*Sección del texto:*

---

Aunque lejos queda ya la famosa gala del MET, que se celebró el pasado 2 de mayo, os estaréis preguntando por qué rescato este evento ahora en junio. Pues bien, porque hubo un estilismo que brilló con luz propia y sirvió para crear conciencia.

El tema de este año fue la moda en la era tecnológica, y muchos de los invitados no dudaron en llevar este concepto al extremo. La gala del MET se convirtió un año más en un despliegue de celebridades y sus imponentes looks.

En el caso de Emma Watson, la actriz planeó durante un año la indumentaria que llevaría a la gala. Quería crear conciencia acerca de los materiales reciclados, la moda ecológica, sostenible y responsable con el medio ambiente. Así, junto con Calvin Klein y Eco Age, diseñaron su corpiño y falda pantalón a partir de botellas de plástico recicladas. Per se, las prendas no poseen formas renovadas, pero son los materiales así como su posible uso posterior, lo que dotan al conjunto de un valor añadido.

---

*Extractos de registros:*
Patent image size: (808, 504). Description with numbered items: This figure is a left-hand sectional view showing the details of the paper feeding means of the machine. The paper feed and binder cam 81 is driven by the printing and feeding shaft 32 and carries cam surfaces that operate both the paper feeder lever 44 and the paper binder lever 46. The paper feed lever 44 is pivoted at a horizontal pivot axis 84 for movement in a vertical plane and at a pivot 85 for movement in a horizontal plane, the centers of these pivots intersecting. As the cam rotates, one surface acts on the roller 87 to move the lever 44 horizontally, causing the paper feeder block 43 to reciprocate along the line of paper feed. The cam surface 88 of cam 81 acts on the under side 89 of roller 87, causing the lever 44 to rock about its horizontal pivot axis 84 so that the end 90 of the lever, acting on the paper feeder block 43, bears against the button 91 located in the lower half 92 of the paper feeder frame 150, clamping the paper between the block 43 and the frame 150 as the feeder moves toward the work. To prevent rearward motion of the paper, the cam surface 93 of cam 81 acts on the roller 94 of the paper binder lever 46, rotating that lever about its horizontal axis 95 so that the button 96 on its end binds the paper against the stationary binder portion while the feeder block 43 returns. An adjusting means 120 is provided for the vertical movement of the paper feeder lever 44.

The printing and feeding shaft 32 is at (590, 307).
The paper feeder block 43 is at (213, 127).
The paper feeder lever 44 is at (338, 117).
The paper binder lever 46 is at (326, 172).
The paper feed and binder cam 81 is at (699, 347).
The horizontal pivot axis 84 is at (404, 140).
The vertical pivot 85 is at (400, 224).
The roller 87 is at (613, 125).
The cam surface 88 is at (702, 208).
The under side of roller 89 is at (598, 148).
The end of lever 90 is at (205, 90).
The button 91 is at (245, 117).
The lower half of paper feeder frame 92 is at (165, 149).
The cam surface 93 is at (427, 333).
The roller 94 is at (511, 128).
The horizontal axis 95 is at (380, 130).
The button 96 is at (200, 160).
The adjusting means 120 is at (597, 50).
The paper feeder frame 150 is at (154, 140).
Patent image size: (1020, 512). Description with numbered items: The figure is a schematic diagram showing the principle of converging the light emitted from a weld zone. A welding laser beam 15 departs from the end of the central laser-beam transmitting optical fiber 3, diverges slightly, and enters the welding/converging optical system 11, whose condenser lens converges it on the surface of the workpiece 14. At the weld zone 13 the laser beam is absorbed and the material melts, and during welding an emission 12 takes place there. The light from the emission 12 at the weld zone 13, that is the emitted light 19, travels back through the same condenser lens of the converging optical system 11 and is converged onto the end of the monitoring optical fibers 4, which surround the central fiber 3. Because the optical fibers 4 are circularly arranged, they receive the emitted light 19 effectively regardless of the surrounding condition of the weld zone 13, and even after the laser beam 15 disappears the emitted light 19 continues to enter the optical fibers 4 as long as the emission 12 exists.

---

Actualiza el fragmento del texto sobre la gala del MET empezando en "Aunque lejos queda" y terminando en "sus imponentes looks.", y pon "digital" en lugar de "tecnológica".

Aunque lejos queda ya la famosa gala del MET, que se celebró el pasado 2 de mayo, os estaréis preguntando por qué rescato este evento ahora en junio. Pues bien, porque hubo un estilismo que brilló con luz propia y sirvió para crear conciencia.

El tema de este año fue la moda en la era digital, y muchos de los invitados no dudaron en llevar este concepto al extremo. La gala del MET se convirtió un año más en un despliegue de celebridades y sus imponentes looks.